* **QUESTIONS TO ANSWER**:
• A. Set down the passage of the fluoride toxicity excerpt that opens with the words containing "SOURCE: Turner CH, et" and closes with "fluorosis than adults.".
• B. According to the fluoride toxicity excerpt, by how much did failure stress decrease in older rats receiving 50 ppm fluoride?
• C. Extend the fluoride toxicity excerpt, starting after its last sentence.

SOURCE: Siddiqui AH. (1955). Fluorosis in Nalgonda
district, Hyderabad-Deccan. British Medical Journal ii
(Dec 10): 1408-1413.
Factor increasing Susceptibility
-
Age:
(back to top)
"Fluoride toxicity afflicts children
more severely and over a shorter period of exposure (about 6 months)
as compared to adults. This is because
the rapidly growing bones of children are metabolically active
and more vascular and thus absorb and accumulate fluoride faster
and in greater amounts than older bones, particularly at the sites
of bone growth and physiological calcifications."
SOURCE: Teotia M, Teotia SP, Singh KP. (1998).
Endemic chronic fluoride toxicity and dietary calcium deficiency
interaction syndromes of metabolic bone disease and deformities
in India: year 2000. Indian Journal of Pediatrics 65:371-81.
"To date, animal studies of fluoride effects on bone have
used young and healthy experimental animals exclusively. The effects
of fluoride on old animals, that
more closely represent people most likely to fracture, have not
been studied.... In older rats receiving
50 ppm fluoride, failure stress was decreased by as much as 29%.
Such dramatic losses in bone strength only have been shown previously
in studies where fluoride intake was accompanied by calcium deficiency,
yet, in this study, calcium intake in the older rats was no different
from that in the younger rats... [I]t is possible that aging
effects and fluoride incorporation in the bone act synergistically
to decrease bone strength."
SOURCE: Turner CH, et al. (1995). Fluoride reduces
bone strength in older rats. Journal of Dental Research
74:1475-81.
"In our opinion, growing children
with active bone metabolism, if exposed to high fluoride intake,
are more prone to develop skeletal fluorosis than adults.
As bone ages and becomes more or less stabilized in the remodelling
of its Haversian systems, less fluoride may be deposited. We
observed that individuals residing in
an endemic area since birth develop more severe skeletal fluorosis
than those who have moved into the endemic zone after 17 to 18
years of age when bone growth has created."

* **MATERIAL SHOWN**:
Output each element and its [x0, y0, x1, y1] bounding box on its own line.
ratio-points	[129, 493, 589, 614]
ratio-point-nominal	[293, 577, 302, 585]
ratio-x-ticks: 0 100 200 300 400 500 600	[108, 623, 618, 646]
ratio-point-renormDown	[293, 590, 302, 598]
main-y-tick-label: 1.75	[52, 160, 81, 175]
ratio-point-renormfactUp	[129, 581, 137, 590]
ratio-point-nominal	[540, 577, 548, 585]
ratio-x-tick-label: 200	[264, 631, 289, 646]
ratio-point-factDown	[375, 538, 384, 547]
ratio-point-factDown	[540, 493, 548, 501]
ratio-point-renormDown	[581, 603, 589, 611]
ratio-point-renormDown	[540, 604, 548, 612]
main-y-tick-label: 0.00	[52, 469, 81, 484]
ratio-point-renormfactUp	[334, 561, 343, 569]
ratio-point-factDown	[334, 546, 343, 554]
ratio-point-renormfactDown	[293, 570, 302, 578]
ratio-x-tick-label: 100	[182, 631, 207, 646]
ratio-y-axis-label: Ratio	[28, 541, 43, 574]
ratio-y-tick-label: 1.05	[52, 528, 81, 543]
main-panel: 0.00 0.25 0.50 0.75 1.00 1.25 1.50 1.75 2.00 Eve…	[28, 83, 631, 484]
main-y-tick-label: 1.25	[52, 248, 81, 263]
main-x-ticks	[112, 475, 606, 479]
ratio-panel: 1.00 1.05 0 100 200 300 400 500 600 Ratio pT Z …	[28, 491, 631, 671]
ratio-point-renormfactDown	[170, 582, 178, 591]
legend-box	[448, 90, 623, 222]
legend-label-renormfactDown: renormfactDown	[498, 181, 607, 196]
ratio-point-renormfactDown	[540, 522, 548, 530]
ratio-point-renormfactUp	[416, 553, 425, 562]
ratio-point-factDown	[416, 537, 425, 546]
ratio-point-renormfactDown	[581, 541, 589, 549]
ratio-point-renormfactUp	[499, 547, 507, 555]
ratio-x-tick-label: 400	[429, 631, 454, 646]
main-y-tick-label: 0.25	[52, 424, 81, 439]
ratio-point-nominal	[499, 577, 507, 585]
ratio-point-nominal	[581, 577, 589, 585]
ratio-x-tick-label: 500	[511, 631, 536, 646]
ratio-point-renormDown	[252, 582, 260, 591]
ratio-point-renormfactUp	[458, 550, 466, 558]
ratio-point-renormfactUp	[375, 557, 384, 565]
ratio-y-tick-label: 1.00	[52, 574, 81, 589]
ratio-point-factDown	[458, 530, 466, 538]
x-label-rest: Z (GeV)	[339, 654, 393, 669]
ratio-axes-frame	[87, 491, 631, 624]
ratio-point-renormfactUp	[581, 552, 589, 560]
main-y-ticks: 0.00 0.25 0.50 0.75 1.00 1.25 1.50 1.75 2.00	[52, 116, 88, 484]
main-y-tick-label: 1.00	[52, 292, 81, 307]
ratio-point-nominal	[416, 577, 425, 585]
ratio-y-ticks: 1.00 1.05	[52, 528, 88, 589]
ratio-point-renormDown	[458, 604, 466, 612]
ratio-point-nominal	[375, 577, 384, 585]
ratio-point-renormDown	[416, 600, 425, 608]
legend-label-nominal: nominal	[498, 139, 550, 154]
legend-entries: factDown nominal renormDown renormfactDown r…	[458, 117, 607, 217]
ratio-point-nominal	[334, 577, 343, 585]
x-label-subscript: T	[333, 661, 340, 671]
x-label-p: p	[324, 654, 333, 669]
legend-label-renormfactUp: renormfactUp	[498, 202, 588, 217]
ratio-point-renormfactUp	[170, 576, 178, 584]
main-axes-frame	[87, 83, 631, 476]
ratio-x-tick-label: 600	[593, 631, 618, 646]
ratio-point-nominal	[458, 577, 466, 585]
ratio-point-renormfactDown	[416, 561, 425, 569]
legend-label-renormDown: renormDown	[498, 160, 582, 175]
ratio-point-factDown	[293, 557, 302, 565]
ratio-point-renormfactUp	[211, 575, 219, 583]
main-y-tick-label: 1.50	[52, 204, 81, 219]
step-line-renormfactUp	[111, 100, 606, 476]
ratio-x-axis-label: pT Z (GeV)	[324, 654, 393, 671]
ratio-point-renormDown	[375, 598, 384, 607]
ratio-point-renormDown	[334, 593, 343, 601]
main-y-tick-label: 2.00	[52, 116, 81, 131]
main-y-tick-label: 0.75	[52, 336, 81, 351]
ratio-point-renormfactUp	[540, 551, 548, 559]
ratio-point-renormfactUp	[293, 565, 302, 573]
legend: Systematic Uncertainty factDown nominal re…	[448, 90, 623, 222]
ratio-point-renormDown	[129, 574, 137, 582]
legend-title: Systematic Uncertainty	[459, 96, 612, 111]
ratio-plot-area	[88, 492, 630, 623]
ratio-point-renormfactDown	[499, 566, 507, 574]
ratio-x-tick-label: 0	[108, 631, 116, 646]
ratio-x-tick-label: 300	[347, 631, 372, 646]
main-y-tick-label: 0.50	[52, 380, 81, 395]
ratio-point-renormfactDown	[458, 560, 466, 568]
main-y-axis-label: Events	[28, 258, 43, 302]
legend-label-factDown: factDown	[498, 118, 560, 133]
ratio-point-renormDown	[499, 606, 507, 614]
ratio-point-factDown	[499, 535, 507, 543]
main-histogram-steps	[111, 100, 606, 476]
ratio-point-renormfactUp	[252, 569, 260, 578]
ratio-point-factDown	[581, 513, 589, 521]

* **RESPONSES BY TASK**:
• A.
SOURCE: Turner CH, et al. (1995). Fluoride reduces
bone strength in older rats. Journal of Dental Research
74:1475-81.
"In our opinion, growing children
with active bone metabolism, if exposed to high fluoride intake,
are more prone to develop skeletal fluorosis than adults.

• B. By as much as 29%.

• C.
SOURCE: Teotia M, Teotia
SPS. (1973). Further observations on endemic fluoride-induced
osteopathies in children. Fluoride
6: 143-151.
"Mottling was the result of the action of fluoride on osteoblasts
during bone formation. Young bones undergoing
extensive remodeling showed extensive mottling, while old bones
with scant remodeling showed little mottling."
SOURCE: Johnson LC. (1965). Histogenesis and
mechanisms in the development of osteofluorosis. In: H.C.Hodge
and F.A.Smith, eds : Fluorine chemistry, Vol. 4. New York, N.Y.,
Academic press (1965) 424-441.
"A large calcium requirement in the
organism increases the sensitivity to fluorine. Bone symptoms
are produced most readily in young, growing individuals."
SOURCE: Roholm K. (1937). Fluoride intoxication:
a clinical-hygienic study with a review
of the literature and some experimental investigations. London:
H.K. Lewis Ltd.
Factor
increasing Susceptibility -
Pregnancy/Lactation:
(back to top)
"It appears that fluoride ingestion during
lactation created a heightened state of calcium homeostatic
stress. As a result, bone mineral was mobilized by resorption
of the endosteal surface and by cavitation of the interior of
the cortex."
SOURCE: Ream LJ, et al. (1983). Fluoride ingestion
during multiple pregnancies and lactations: microscopic observations
on bone of the rat. Virchows Arch [Cell Pathol] 44: 35-44.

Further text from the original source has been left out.